Assigned task: Pull out every line in the data that has the string "unique" in it.

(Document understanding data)

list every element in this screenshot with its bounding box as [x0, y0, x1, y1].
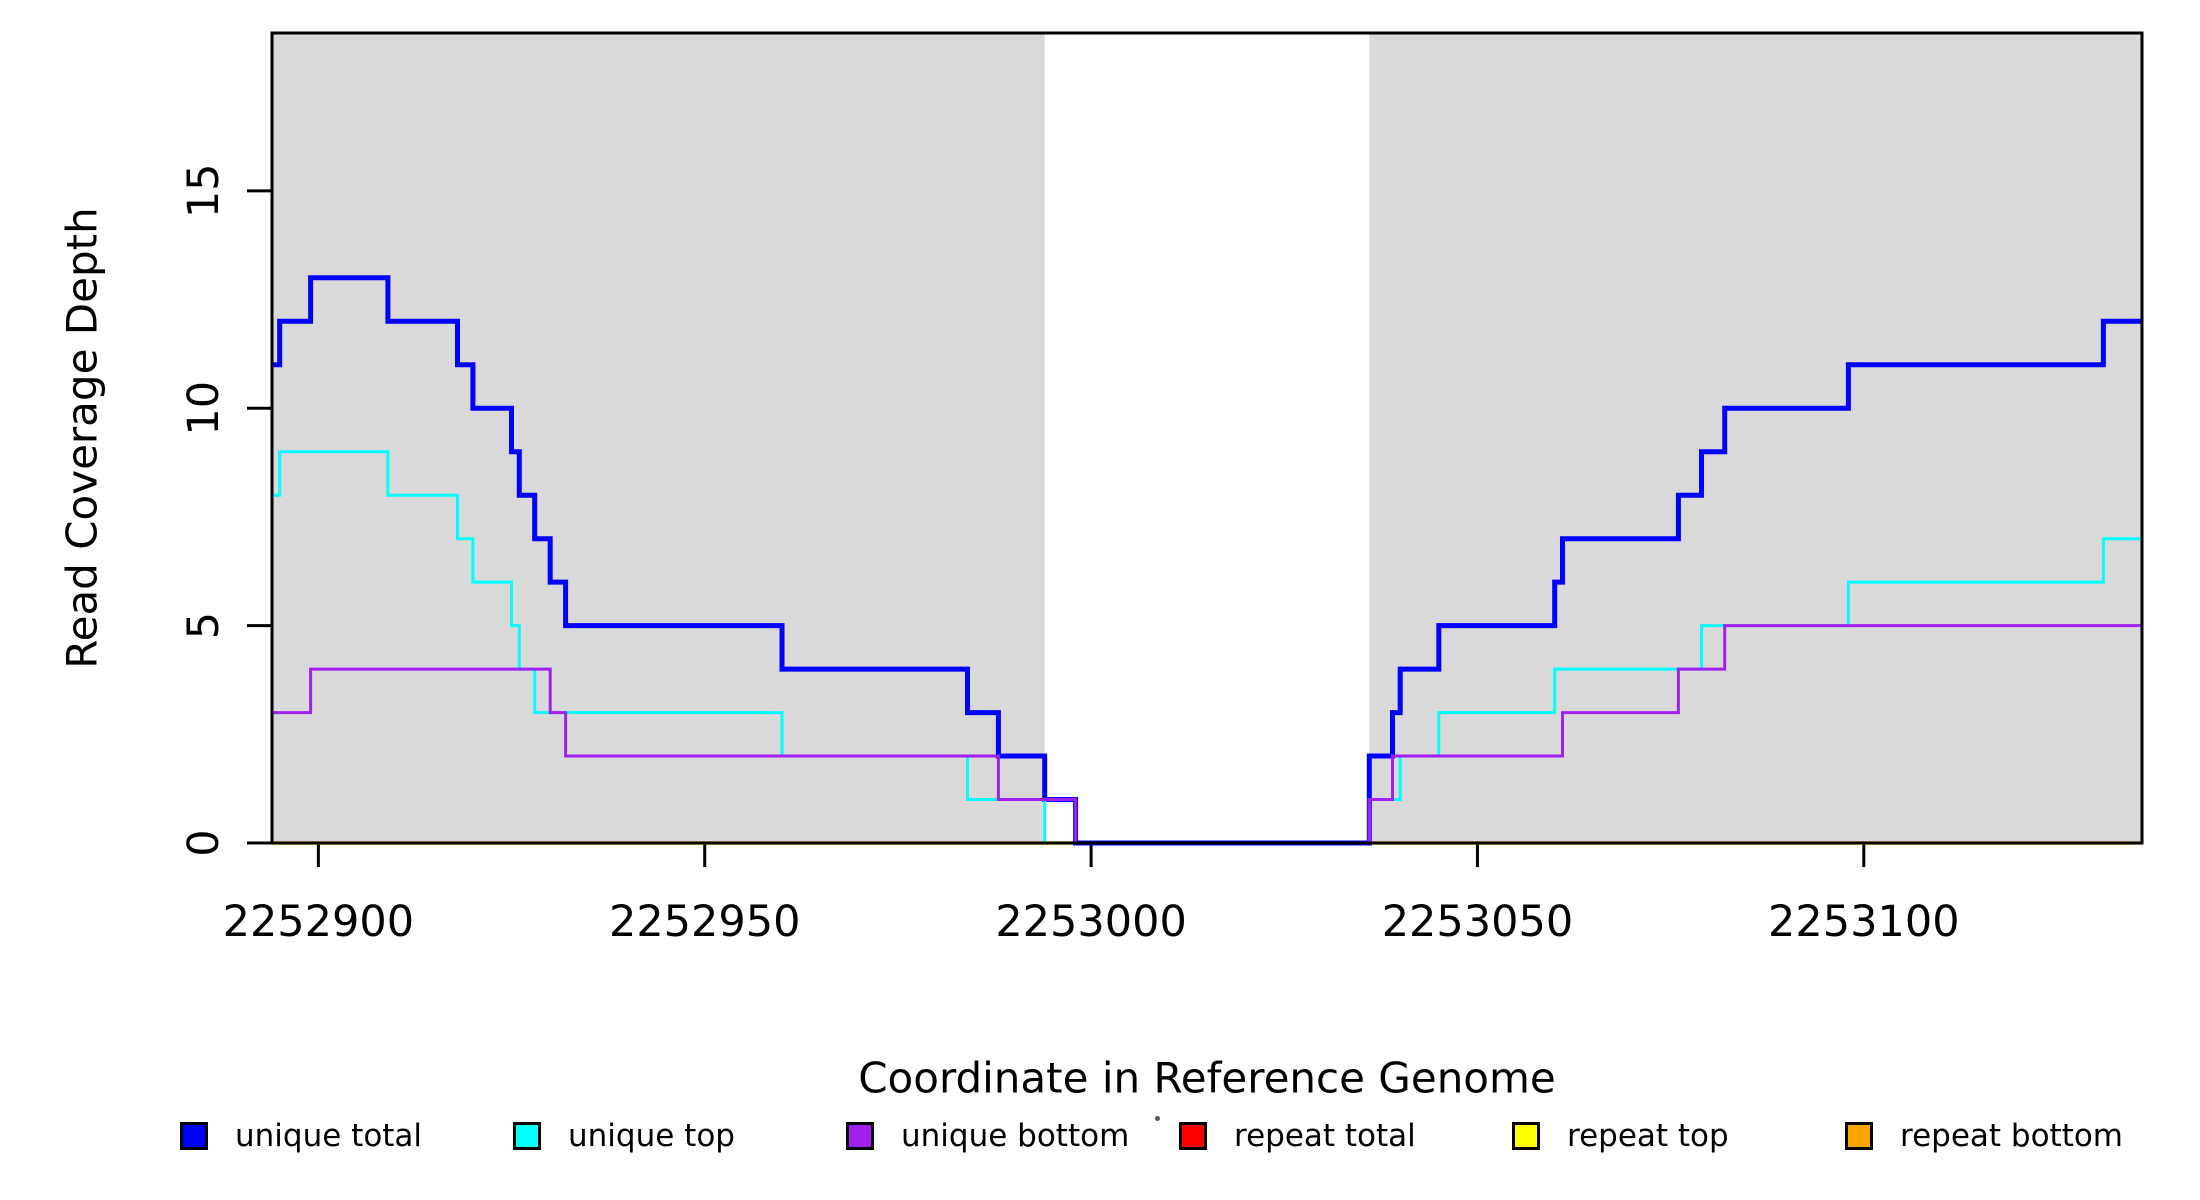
y-tick-label: 15 — [179, 163, 229, 218]
legend-label: repeat total — [1234, 1118, 1416, 1154]
legend-swatch-icon — [1512, 1122, 1540, 1150]
legend-swatch-icon — [180, 1122, 208, 1150]
legend-label: repeat bottom — [1900, 1118, 2124, 1154]
legend-swatch-icon — [1845, 1122, 1873, 1150]
legend-label: repeat top — [1567, 1118, 1729, 1154]
x-tick-label: 2252950 — [609, 897, 801, 947]
shaded-region-1 — [272, 33, 1045, 843]
legend-label: unique bottom — [901, 1118, 1130, 1154]
legend-swatch-icon — [513, 1122, 541, 1150]
legend-item-repeat-total: repeat total — [1179, 1120, 1416, 1152]
legend-item-unique-total: unique total — [180, 1120, 422, 1152]
series-unique-total — [272, 275, 2142, 846]
stray-dot — [1155, 1116, 1160, 1121]
y-tick-label: 0 — [179, 829, 229, 856]
y-axis-title: Read Coverage Depth — [57, 207, 107, 669]
legend-label: unique total — [235, 1118, 423, 1154]
series-unique-top — [272, 450, 2142, 845]
y-tick-label: 10 — [179, 381, 229, 436]
plot-frame — [270, 31, 2144, 845]
legend-swatch-icon — [1179, 1122, 1207, 1150]
legend-item-unique-top: unique top — [513, 1120, 735, 1152]
x-tick-label: 2253100 — [1768, 897, 1960, 947]
y-tick-label: 5 — [179, 612, 229, 639]
shaded-region-2 — [1369, 33, 2142, 843]
legend-item-repeat-top: repeat top — [1512, 1120, 1729, 1152]
legend-label: unique top — [568, 1118, 735, 1154]
legend-item-unique-bottom: unique bottom — [846, 1120, 1129, 1152]
x-tick-label: 2253000 — [995, 897, 1187, 947]
x-tick-label: 2253050 — [1382, 897, 1574, 947]
x-axis-title: Coordinate in Reference Genome — [858, 1053, 1556, 1103]
x-tick-label: 2252900 — [223, 897, 415, 947]
legend-item-repeat-bottom: repeat bottom — [1845, 1120, 2123, 1152]
legend-swatch-icon — [846, 1122, 874, 1150]
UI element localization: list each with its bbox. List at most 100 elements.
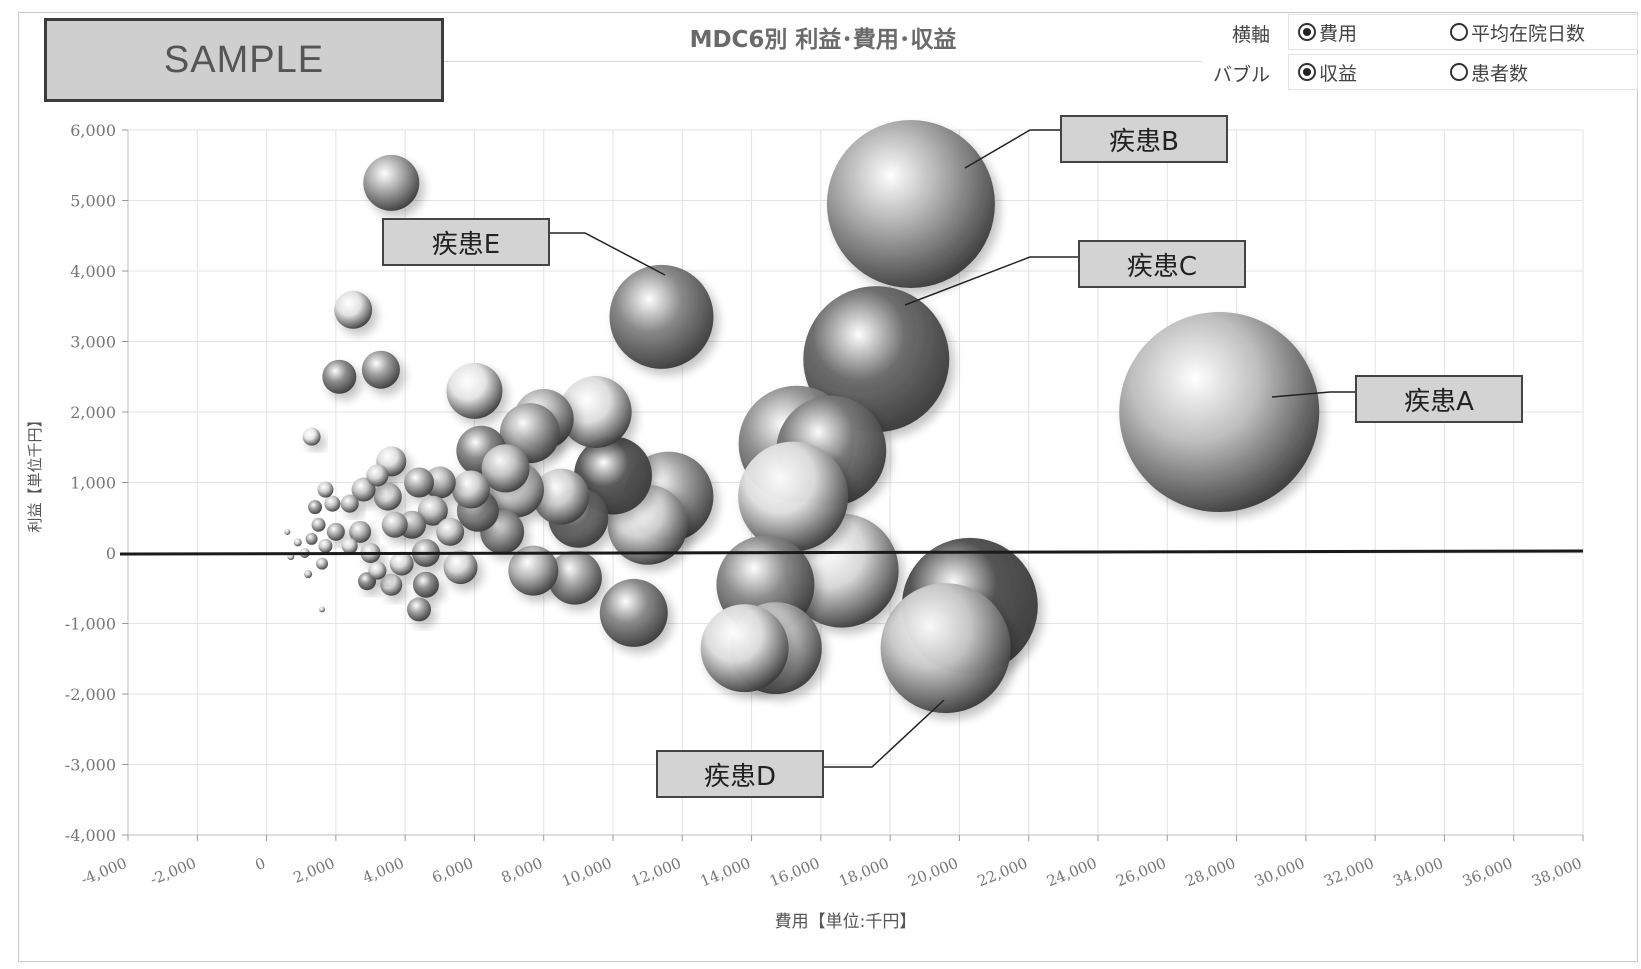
radio-unselected-icon[interactable] <box>1450 63 1468 81</box>
x-axis-option-avg-stay-label: 平均在院日数 <box>1471 22 1586 45</box>
bubble-point <box>349 520 372 543</box>
option-row1-frame <box>1288 14 1638 50</box>
bubble-point <box>363 154 420 211</box>
bubble-point <box>381 511 408 538</box>
bubble-point <box>417 495 448 526</box>
y-axis-title: 利益【単位千円】 <box>26 412 44 532</box>
bubble-point <box>481 444 530 493</box>
callout-leader-line <box>964 129 1060 169</box>
bubble-point <box>559 376 632 448</box>
x-tick-label: 16,000 <box>767 854 822 890</box>
x-axis-option-cost[interactable]: 費用 <box>1298 15 1357 49</box>
x-tick-label: 32,000 <box>1321 854 1376 890</box>
bubble-point <box>305 532 318 545</box>
x-tick-label: 26,000 <box>1113 854 1168 890</box>
bubble-point <box>1119 312 1320 512</box>
bubble-point <box>318 538 333 553</box>
x-tick-label: 10,000 <box>559 854 614 890</box>
bubble-point <box>366 464 389 487</box>
y-tick-label: 2,000 <box>70 403 116 422</box>
y-tick-label: 3,000 <box>70 333 116 352</box>
bubble-point <box>311 517 326 532</box>
bubble-point <box>738 441 849 552</box>
x-axis-option-cost-label: 費用 <box>1319 22 1358 45</box>
x-tick-label: 28,000 <box>1183 854 1238 890</box>
bubble-point <box>508 545 559 596</box>
bubble-point <box>423 466 456 499</box>
sample-watermark: SAMPLE <box>44 18 444 102</box>
y-tick-label: 4,000 <box>70 262 116 281</box>
x-axis-option-avg-stay[interactable]: 平均在院日数 <box>1450 15 1585 49</box>
option-row-bubble: バブル <box>1212 54 1638 92</box>
bubble-point <box>326 522 345 541</box>
y-tick-label: -3,000 <box>65 756 116 775</box>
option-panel: 横軸 費用 平均在院日数 バブル 収益 患者数 <box>1212 10 1638 94</box>
y-tick-label: -1,000 <box>65 615 116 634</box>
bubble-point <box>308 500 323 515</box>
x-axis-option-label: 横軸 <box>1231 23 1270 46</box>
x-tick-label: 30,000 <box>1252 854 1307 890</box>
x-tick-label: 4,000 <box>360 854 407 887</box>
bubble-point <box>324 495 341 512</box>
bubble-point <box>304 570 313 579</box>
bubble-point <box>826 120 995 289</box>
x-tick-label: 38,000 <box>1529 854 1584 890</box>
bubble-point <box>803 286 950 433</box>
bubble-point <box>436 517 465 546</box>
bubble-option-revenue-label: 収益 <box>1319 62 1358 85</box>
bubble-point <box>412 571 439 598</box>
callout-leader-line <box>550 232 666 276</box>
y-tick-label: 6,000 <box>70 121 116 140</box>
bubble-point <box>341 537 358 554</box>
bubble-point <box>317 481 334 498</box>
zero-line <box>119 549 1584 556</box>
y-tick-label: -2,000 <box>65 685 116 704</box>
bubble-option-patients-label: 患者数 <box>1471 62 1529 85</box>
bubble-point <box>334 290 373 329</box>
x-tick-label: 12,000 <box>628 854 683 890</box>
callout-label: 疾患B <box>1060 115 1228 163</box>
bubble-point <box>404 467 434 498</box>
x-tick-label: 34,000 <box>1391 854 1446 890</box>
bubble-option-label: バブル <box>1212 63 1270 86</box>
callout-leader-line <box>1271 391 1355 398</box>
y-tick-label: 1,000 <box>70 474 116 493</box>
bubble-point <box>700 604 789 693</box>
option-row2-frame <box>1288 54 1638 90</box>
x-tick-label: 8,000 <box>499 854 546 887</box>
chart-title: MDC6別 利益･費用･収益 <box>689 27 957 53</box>
bubble-point <box>373 482 402 511</box>
bubble-point <box>284 528 291 535</box>
bubble-point <box>443 550 478 585</box>
bubble-point <box>351 477 376 502</box>
callout-leader-line <box>904 256 1078 306</box>
x-tick-label: 22,000 <box>975 854 1030 890</box>
bubble-option-patients[interactable]: 患者数 <box>1450 55 1528 89</box>
bubble-point <box>407 597 431 622</box>
bubble-point <box>451 470 490 509</box>
x-tick-label: 6,000 <box>429 854 476 887</box>
y-tick-label: 5,000 <box>70 192 116 211</box>
bubble-point <box>361 350 400 389</box>
x-tick-label: 0 <box>252 854 268 874</box>
x-tick-label: 2,000 <box>291 854 338 887</box>
callout-label: 疾患A <box>1355 375 1523 423</box>
x-axis-title: 費用【単位:千円】 <box>775 912 917 932</box>
bubble-point <box>293 538 302 547</box>
x-tick-label: -4,000 <box>78 854 129 889</box>
x-tick-label: 18,000 <box>836 854 891 890</box>
bubble-point <box>389 551 414 576</box>
radio-unselected-icon[interactable] <box>1450 23 1468 41</box>
y-tick-label: 0 <box>106 544 116 563</box>
bubble-point <box>319 606 325 613</box>
bubble-option-revenue[interactable]: 収益 <box>1298 55 1357 89</box>
radio-selected-icon[interactable] <box>1298 23 1316 41</box>
bubble-point <box>599 578 668 647</box>
bubble-point <box>547 550 602 605</box>
title-underline <box>444 18 1202 62</box>
x-tick-label: -2,000 <box>148 854 199 889</box>
bubble-point <box>340 494 359 513</box>
bubble-point <box>322 359 357 394</box>
radio-selected-icon[interactable] <box>1298 63 1316 81</box>
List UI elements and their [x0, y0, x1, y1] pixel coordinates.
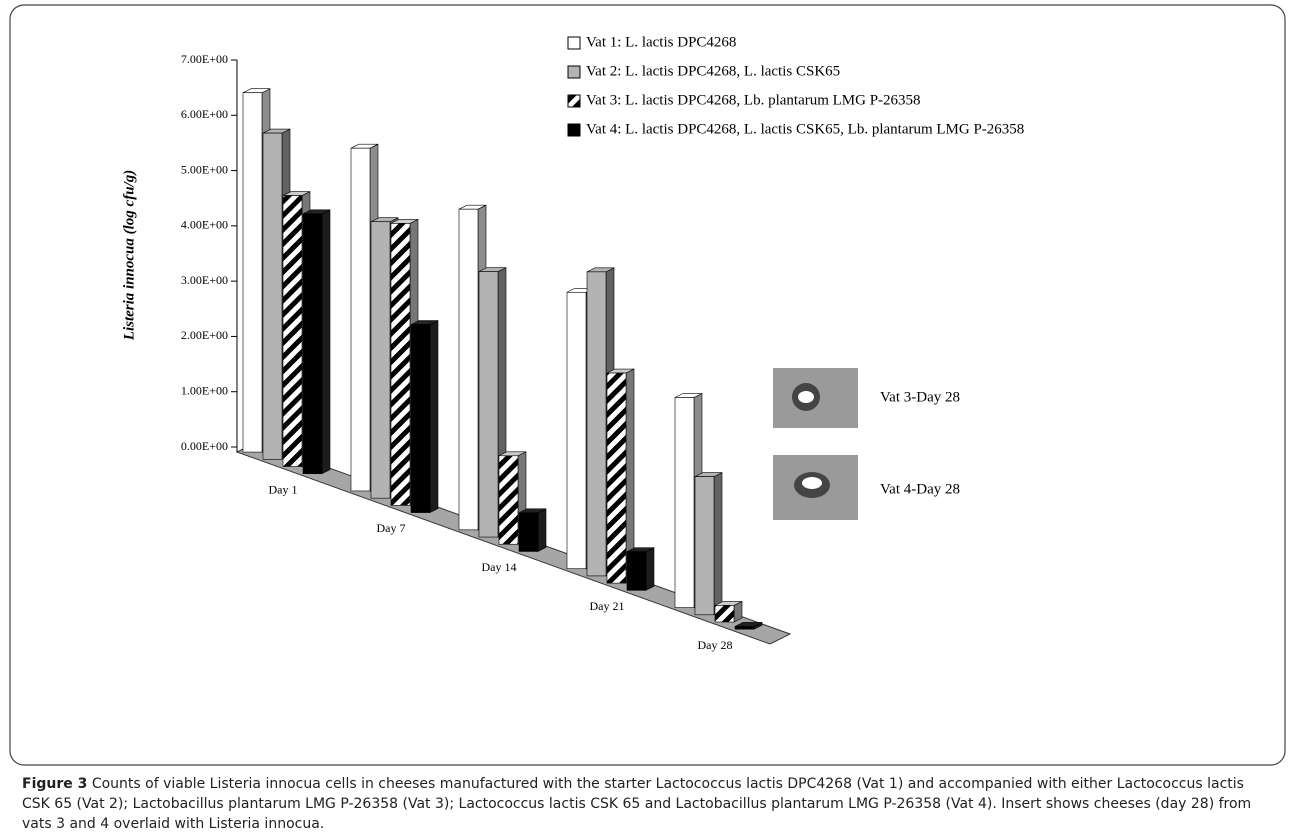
bar [734, 626, 755, 630]
annotation: Vat 4-Day 28 [880, 481, 960, 497]
legend-label: Vat 2: L. lactis DPC4268, L. lactis CSK6… [586, 63, 840, 79]
inset-1 [773, 368, 858, 428]
bar [458, 208, 479, 531]
legend-label: Vat 3: L. lactis DPC4268, Lb. plantarum … [586, 92, 921, 108]
y-tick-label: 5.00E+00 [181, 162, 228, 176]
y-axis-label: Listeria innocua (log cfu/g) [121, 170, 137, 341]
y-tick-label: 7.00E+00 [181, 52, 228, 66]
bar [242, 92, 263, 453]
bar [390, 223, 411, 506]
bar [478, 271, 499, 538]
bar-side [645, 547, 655, 591]
bar [626, 551, 647, 591]
bar-3d [626, 547, 655, 591]
y-tick-label: 1.00E+00 [181, 383, 228, 397]
y-tick-label: 4.00E+00 [181, 218, 228, 232]
bar [674, 397, 695, 608]
caption-label: Figure 3 [22, 776, 88, 792]
bar-3d [714, 600, 743, 623]
bar [586, 271, 607, 577]
bar-3d [518, 508, 547, 552]
x-tick-label: Day 14 [482, 560, 517, 574]
legend-swatch [567, 94, 581, 108]
bar-3d [302, 209, 331, 475]
bar [498, 455, 519, 545]
bar [694, 476, 715, 616]
bar [606, 372, 627, 584]
bar [370, 221, 391, 499]
x-tick-label: Day 7 [377, 521, 406, 535]
bar [282, 195, 303, 467]
y-tick-label: 2.00E+00 [181, 328, 228, 342]
bar [302, 213, 323, 474]
legend-label: Vat 4: L. lactis DPC4268, L. lactis CSK6… [586, 121, 1024, 137]
y-tick-label: 6.00E+00 [181, 107, 228, 121]
annotation: Vat 3-Day 28 [880, 389, 960, 405]
caption: Figure 3 Counts of viable Listeria innoc… [22, 774, 1272, 834]
bar-3d [694, 472, 723, 616]
legend-swatch [567, 65, 581, 79]
figure-frame [9, 4, 1286, 766]
inset-2 [773, 455, 858, 520]
bar-side [713, 472, 723, 616]
bar-3d [734, 621, 763, 630]
bar [262, 132, 283, 460]
chart: Listeria innocua (log cfu/g) Vat 3-Day 2… [9, 4, 1286, 766]
legend-label: Vat 1: L. lactis DPC4268 [586, 34, 736, 50]
legend-swatch [567, 123, 581, 137]
bar [714, 605, 735, 623]
bar [566, 291, 587, 570]
y-tick-label: 0.00E+00 [181, 439, 228, 453]
bar [410, 324, 431, 513]
bar-side [321, 209, 331, 475]
bar-side [429, 320, 439, 514]
legend-swatch [567, 36, 581, 50]
bar [518, 512, 539, 552]
x-tick-label: Day 28 [698, 638, 733, 652]
y-tick-label: 3.00E+00 [181, 273, 228, 287]
x-tick-label: Day 21 [590, 599, 625, 613]
bar [350, 147, 371, 492]
x-tick-label: Day 1 [269, 482, 298, 496]
bar-3d [410, 320, 439, 514]
caption-text: Counts of viable Listeria innocua cells … [22, 776, 1252, 832]
bar-side [537, 508, 547, 552]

Result of the exercise:
legend-label: unique bottom — [901, 1118, 1130, 1154]
legend-item-unique-total: unique total — [180, 1120, 422, 1152]
series-unique-total — [272, 275, 2142, 846]
legend-label: unique total — [235, 1118, 423, 1154]
series-unique-top — [272, 450, 2142, 845]
legend-item-unique-top: unique top — [513, 1120, 735, 1152]
legend-label: unique top — [568, 1118, 735, 1154]
legend-item-unique-bottom: unique bottom — [846, 1120, 1129, 1152]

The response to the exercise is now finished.